[MATERIAL FOR THIS EXERCISE start]
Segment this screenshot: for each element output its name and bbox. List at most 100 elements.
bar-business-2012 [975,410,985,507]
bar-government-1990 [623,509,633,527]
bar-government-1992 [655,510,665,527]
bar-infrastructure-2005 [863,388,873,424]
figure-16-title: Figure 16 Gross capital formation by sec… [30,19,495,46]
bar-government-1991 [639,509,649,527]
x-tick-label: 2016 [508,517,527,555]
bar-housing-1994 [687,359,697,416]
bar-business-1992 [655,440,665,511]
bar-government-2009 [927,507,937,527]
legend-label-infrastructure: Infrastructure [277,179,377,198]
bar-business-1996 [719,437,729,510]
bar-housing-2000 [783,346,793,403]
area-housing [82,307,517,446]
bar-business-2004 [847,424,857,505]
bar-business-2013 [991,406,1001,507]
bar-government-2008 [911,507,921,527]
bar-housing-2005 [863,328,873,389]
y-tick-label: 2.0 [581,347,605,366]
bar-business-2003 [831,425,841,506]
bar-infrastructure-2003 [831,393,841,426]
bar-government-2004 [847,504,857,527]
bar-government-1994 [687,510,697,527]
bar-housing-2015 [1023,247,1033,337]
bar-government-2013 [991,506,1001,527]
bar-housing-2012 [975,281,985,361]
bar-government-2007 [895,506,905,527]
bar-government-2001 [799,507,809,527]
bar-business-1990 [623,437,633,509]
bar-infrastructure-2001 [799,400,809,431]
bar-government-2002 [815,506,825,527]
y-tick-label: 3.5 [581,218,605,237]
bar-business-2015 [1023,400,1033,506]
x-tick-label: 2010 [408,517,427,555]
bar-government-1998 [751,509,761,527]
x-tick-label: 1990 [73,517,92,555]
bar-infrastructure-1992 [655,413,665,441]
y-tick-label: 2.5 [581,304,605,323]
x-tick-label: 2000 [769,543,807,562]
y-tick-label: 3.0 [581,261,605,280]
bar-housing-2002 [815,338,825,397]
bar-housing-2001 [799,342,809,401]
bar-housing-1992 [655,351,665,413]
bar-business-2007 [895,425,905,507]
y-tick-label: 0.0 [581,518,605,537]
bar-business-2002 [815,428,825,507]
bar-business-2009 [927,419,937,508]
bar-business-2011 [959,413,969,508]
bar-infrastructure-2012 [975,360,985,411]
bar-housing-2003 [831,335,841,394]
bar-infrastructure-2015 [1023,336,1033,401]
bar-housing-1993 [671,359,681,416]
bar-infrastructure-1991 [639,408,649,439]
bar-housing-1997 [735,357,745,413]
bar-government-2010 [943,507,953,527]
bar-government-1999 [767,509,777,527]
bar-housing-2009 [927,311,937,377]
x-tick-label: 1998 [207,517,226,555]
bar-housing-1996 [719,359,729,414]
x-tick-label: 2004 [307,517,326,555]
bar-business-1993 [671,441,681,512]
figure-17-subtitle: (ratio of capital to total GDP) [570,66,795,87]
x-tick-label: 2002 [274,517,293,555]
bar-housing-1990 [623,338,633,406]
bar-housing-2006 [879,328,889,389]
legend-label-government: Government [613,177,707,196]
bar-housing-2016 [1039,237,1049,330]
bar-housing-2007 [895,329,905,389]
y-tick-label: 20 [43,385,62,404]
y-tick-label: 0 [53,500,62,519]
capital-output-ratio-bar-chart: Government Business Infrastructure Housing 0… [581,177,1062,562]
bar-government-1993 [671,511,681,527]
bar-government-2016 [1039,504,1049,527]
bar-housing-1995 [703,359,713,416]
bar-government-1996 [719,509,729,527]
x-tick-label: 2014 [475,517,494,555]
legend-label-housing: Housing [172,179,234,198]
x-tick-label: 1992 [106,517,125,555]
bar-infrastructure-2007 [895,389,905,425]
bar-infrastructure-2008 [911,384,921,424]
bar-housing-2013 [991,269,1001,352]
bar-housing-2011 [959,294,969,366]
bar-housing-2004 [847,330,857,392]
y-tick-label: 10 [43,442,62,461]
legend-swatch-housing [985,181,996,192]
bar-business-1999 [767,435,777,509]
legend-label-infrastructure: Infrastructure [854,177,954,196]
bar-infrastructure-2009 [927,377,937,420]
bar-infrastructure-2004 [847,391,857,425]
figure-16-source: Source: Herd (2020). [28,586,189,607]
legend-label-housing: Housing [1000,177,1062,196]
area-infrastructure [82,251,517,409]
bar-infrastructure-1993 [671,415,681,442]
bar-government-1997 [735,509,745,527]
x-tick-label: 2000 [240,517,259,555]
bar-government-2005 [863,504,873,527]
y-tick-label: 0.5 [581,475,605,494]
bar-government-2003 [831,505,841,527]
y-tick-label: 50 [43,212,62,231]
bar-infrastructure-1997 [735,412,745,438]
[MATERIAL FOR THIS EXERCISE end]
### WHAT TO DO
Recast these lines as a Markdown table with two columns, No. and Line, numbering each row and leaving out blank lines.

### EXERCISE ANSWER
| No. | Line |
|---|---|
| 1 | Segment this screenshot: for each element output its name and bbox. List at most 100 elements. |
| 2 | bar-business-2012 [975,410,985,507] |
| 3 | bar-government-1990 [623,509,633,527] |
| 4 | bar-government-1992 [655,510,665,527] |
| 5 | bar-infrastructure-2005 [863,388,873,424] |
| 6 | figure-16-title: Figure 16 Gross capital formation by sec… [30,19,495,46] |
| 7 | bar-government-1991 [639,509,649,527] |
| 8 | x-tick-label: 2016 [508,517,527,555] |
| 9 | bar-housing-1994 [687,359,697,416] |
| 10 | bar-business-1992 [655,440,665,511] |
| 11 | bar-government-2009 [927,507,937,527] |
| 12 | legend-label-infrastructure: Infrastructure [277,179,377,198] |
| 13 | bar-business-1996 [719,437,729,510] |
| 14 | bar-housing-2000 [783,346,793,403] |
| 15 | area-housing [82,307,517,446] |
| 16 | bar-business-2004 [847,424,857,505] |
| 17 | bar-business-2013 [991,406,1001,507] |
| 18 | bar-government-2008 [911,507,921,527] |
| 19 | bar-housing-2005 [863,328,873,389] |
| 20 | y-tick-label: 2.0 [581,347,605,366] |
| 21 | bar-business-2003 [831,425,841,506] |
| 22 | bar-infrastructure-2003 [831,393,841,426] |
| 23 | bar-government-2004 [847,504,857,527] |
| 24 | bar-government-1994 [687,510,697,527] |
| 25 | bar-housing-2015 [1023,247,1033,337] |
| 26 | bar-government-2013 [991,506,1001,527] |
| 27 | bar-housing-2012 [975,281,985,361] |
| 28 | bar-government-2007 [895,506,905,527] |
| 29 | bar-government-2001 [799,507,809,527] |
| 30 | bar-business-1990 [623,437,633,509] |
| 31 | bar-infrastructure-2001 [799,400,809,431] |
| 32 | bar-government-2002 [815,506,825,527] |
| 33 | y-tick-label: 3.5 [581,218,605,237] |
| 34 | bar-business-2015 [1023,400,1033,506] |
| 35 | x-tick-label: 2010 [408,517,427,555] |
| 36 | bar-government-1998 [751,509,761,527] |
| 37 | x-tick-label: 1990 [73,517,92,555] |
| 38 | bar-infrastructure-1992 [655,413,665,441] |
| 39 | y-tick-label: 2.5 [581,304,605,323] |
| 40 | x-tick-label: 2000 [769,543,807,562] |
| 41 | y-tick-label: 3.0 [581,261,605,280] |
| 42 | bar-housing-2002 [815,338,825,397] |
| 43 | bar-housing-2001 [799,342,809,401] |
| 44 | bar-housing-1992 [655,351,665,413] |
| 45 | bar-business-2007 [895,425,905,507] |
| 46 | y-tick-label: 0.0 [581,518,605,537] |
| 47 | bar-business-2002 [815,428,825,507] |
| 48 | bar-business-2009 [927,419,937,508] |
| 49 | bar-business-2011 [959,413,969,508] |
| 50 | bar-infrastructure-2012 [975,360,985,411] |
| 51 | bar-housing-2003 [831,335,841,394] |
| 52 | bar-infrastructure-2015 [1023,336,1033,401] |
| 53 | bar-housing-1993 [671,359,681,416] |
| 54 | bar-infrastructure-1991 [639,408,649,439] |
| 55 | bar-housing-1997 [735,357,745,413] |
| 56 | bar-government-2010 [943,507,953,527] |
| 57 | bar-government-1999 [767,509,777,527] |
| 58 | bar-housing-2009 [927,311,937,377] |
| 59 | x-tick-label: 1998 [207,517,226,555] |
| 60 | bar-housing-1996 [719,359,729,414] |
| 61 | x-tick-label: 2004 [307,517,326,555] |
| 62 | bar-business-1993 [671,441,681,512] |
| 63 | figure-17-subtitle: (ratio of capital to total GDP) [570,66,795,87] |
| 64 | x-tick-label: 2002 [274,517,293,555] |
| 65 | bar-housing-1990 [623,338,633,406] |
| 66 | bar-housing-2006 [879,328,889,389] |
| 67 | legend-label-government: Government [613,177,707,196] |
| 68 | bar-housing-2016 [1039,237,1049,330] |
| 69 | bar-housing-2007 [895,329,905,389] |
| 70 | y-tick-label: 20 [43,385,62,404] |
| 71 | y-tick-label: 0 [53,500,62,519] |
| 72 | capital-output-ratio-bar-chart: Government Business Infrastructure Housing 0… [581,177,1062,562] |
| 73 | bar-government-1993 [671,511,681,527] |
| 74 | bar-government-2016 [1039,504,1049,527] |
| 75 | bar-housing-1995 [703,359,713,416] |
| 76 | bar-government-1996 [719,509,729,527] |
| 77 | x-tick-label: 2014 [475,517,494,555] |
| 78 | legend-label-housing: Housing [172,179,234,198] |
| 79 | x-tick-label: 1992 [106,517,125,555] |
| 80 | bar-infrastructure-2007 [895,389,905,425] |
| 81 | bar-infrastructure-2008 [911,384,921,424] |
| 82 | bar-housing-2013 [991,269,1001,352] |
| 83 | bar-housing-2011 [959,294,969,366] |
| 84 | bar-housing-2004 [847,330,857,392] |
| 85 | y-tick-label: 10 [43,442,62,461] |
| 86 | legend-swatch-housing [985,181,996,192] |
| 87 | bar-business-1999 [767,435,777,509] |
| 88 | legend-label-infrastructure: Infrastructure [854,177,954,196] |
| 89 | bar-infrastructure-2009 [927,377,937,420] |
| 90 | bar-infrastructure-2004 [847,391,857,425] |
| 91 | figure-16-source: Source: Herd (2020). [28,586,189,607] |
| 92 | legend-label-housing: Housing [1000,177,1062,196] |
| 93 | area-infrastructure [82,251,517,409] |
| 94 | bar-infrastructure-1993 [671,415,681,442] |
| 95 | bar-government-1997 [735,509,745,527] |
| 96 | x-tick-label: 2000 [240,517,259,555] |
| 97 | bar-government-2005 [863,504,873,527] |
| 98 | y-tick-label: 0.5 [581,475,605,494] |
| 99 | bar-government-2003 [831,505,841,527] |
| 100 | y-tick-label: 50 [43,212,62,231] |
| 101 | bar-infrastructure-1997 [735,412,745,438] |